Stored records
:::

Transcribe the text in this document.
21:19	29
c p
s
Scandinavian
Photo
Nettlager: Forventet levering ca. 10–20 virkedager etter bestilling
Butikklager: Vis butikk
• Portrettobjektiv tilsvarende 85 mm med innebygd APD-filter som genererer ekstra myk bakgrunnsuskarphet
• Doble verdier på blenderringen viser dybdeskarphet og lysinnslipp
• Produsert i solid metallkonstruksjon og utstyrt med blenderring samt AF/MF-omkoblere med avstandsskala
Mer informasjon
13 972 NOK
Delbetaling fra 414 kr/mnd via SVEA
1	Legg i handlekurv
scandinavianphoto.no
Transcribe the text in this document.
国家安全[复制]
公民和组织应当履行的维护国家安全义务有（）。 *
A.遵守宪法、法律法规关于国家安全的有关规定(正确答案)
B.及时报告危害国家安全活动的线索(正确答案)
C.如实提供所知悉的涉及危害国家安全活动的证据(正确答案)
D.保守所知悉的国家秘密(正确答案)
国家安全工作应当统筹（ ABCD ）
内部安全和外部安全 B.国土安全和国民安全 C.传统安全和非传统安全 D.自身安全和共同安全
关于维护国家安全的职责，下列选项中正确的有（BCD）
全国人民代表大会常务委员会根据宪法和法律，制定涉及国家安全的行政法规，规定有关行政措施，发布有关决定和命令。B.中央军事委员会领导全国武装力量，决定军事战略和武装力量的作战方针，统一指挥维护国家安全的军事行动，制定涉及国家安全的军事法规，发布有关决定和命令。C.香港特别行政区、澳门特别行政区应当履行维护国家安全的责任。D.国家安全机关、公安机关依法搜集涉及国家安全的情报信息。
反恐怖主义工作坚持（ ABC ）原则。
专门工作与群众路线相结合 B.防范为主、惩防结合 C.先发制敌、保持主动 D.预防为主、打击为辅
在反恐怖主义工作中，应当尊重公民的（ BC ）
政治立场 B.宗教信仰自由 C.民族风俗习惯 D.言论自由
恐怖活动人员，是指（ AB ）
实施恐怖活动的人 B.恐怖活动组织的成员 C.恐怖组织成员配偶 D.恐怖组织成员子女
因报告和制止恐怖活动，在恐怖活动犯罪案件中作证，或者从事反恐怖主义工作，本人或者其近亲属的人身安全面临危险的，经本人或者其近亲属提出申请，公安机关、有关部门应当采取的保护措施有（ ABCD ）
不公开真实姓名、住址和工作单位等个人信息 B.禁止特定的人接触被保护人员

:::

Exercise directions: Of the lines above, copy each that contains "ABCD".

Task answer:
国家安全工作应当统筹（ ABCD ）
因报告和制止恐怖活动，在恐怖活动犯罪案件中作证，或者从事反恐怖主义工作，本人或者其近亲属的人身安全面临危险的，经本人或者其近亲属提出申请，公安机关、有关部门应当采取的保护措施有（ ABCD ）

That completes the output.